> What you will do: Could you copy the data below with "enumerate" replaced by "list", leaving everything else the same?

Records
____

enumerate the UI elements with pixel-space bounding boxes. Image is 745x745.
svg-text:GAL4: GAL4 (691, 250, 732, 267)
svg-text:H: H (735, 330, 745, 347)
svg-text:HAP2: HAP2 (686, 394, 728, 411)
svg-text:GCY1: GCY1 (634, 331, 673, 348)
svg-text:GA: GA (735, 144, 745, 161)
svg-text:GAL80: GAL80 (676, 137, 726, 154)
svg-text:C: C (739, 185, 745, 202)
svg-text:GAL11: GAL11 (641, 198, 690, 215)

____

> Result of the task:
list the UI elements with pixel-space bounding boxes. Image is 745x745.
svg-text:GAL4: GAL4 (691, 250, 732, 267)
svg-text:H: H (735, 330, 745, 347)
svg-text:HAP2: HAP2 (686, 394, 728, 411)
svg-text:GCY1: GCY1 (634, 331, 673, 348)
svg-text:GA: GA (735, 144, 745, 161)
svg-text:GAL80: GAL80 (676, 137, 726, 154)
svg-text:C: C (739, 185, 745, 202)
svg-text:GAL11: GAL11 (641, 198, 690, 215)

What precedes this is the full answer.